■ **Records shown**:
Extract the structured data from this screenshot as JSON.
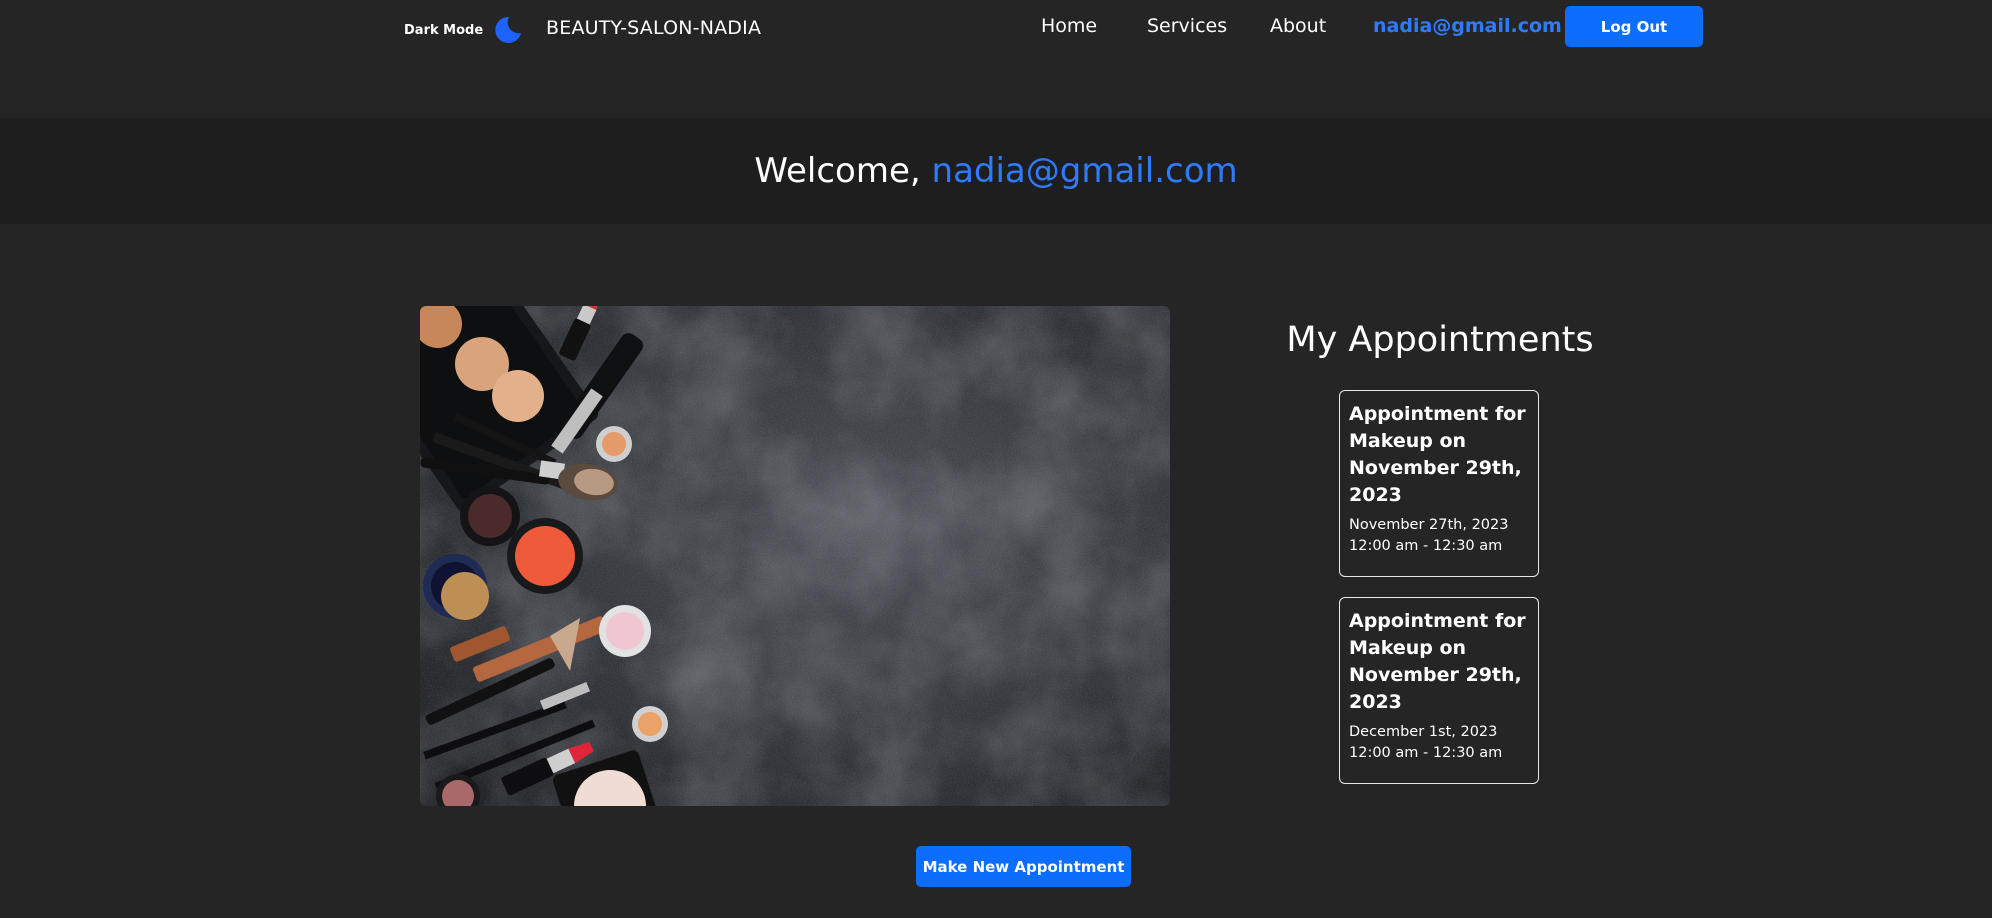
{
  "nav": {
    "dark_mode_label": "Dark Mode",
    "theme_icon": "moon-icon",
    "brand": "BEAUTY-SALON-NADIA",
    "links": [
      "Home",
      "Services",
      "About"
    ],
    "user_email": "nadia@gmail.com",
    "logout_label": "Log Out"
  },
  "welcome": {
    "prefix": "Welcome,",
    "email": "nadia@gmail.com"
  },
  "appointments": {
    "heading": "My Appointments",
    "items": [
      {
        "title": "Appointment for Makeup on November 29th, 2023",
        "date": "November 27th, 2023 12:00 am - 12:30 am"
      },
      {
        "title": "Appointment for Makeup on November 29th, 2023",
        "date": "December 1st, 2023 12:00 am - 12:30 am"
      }
    ]
  },
  "make_appointment_label": "Make New Appointment",
  "colors": {
    "background": "#252526",
    "band": "#1e1e1e",
    "accent": "#0d6efd",
    "link_accent": "#2f7bff"
  }
}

■ **Task directions**:
Reproduce the material above verbatim; omit every picture.

■ **Answer in full**:
Extract the structured data from this screenshot as JSON.
{
  "nav": {
    "dark_mode_label": "Dark Mode",
    "theme_icon": "moon-icon",
    "brand": "BEAUTY-SALON-NADIA",
    "links": [
      "Home",
      "Services",
      "About"
    ],
    "user_email": "nadia@gmail.com",
    "logout_label": "Log Out"
  },
  "welcome": {
    "prefix": "Welcome,",
    "email": "nadia@gmail.com"
  },
  "appointments": {
    "heading": "My Appointments",
    "items": [
      {
        "title": "Appointment for Makeup on November 29th, 2023",
        "date": "November 27th, 2023 12:00 am - 12:30 am"
      },
      {
        "title": "Appointment for Makeup on November 29th, 2023",
        "date": "December 1st, 2023 12:00 am - 12:30 am"
      }
    ]
  },
  "make_appointment_label": "Make New Appointment",
  "colors": {
    "background": "#252526",
    "band": "#1e1e1e",
    "accent": "#0d6efd",
    "link_accent": "#2f7bff"
  }
}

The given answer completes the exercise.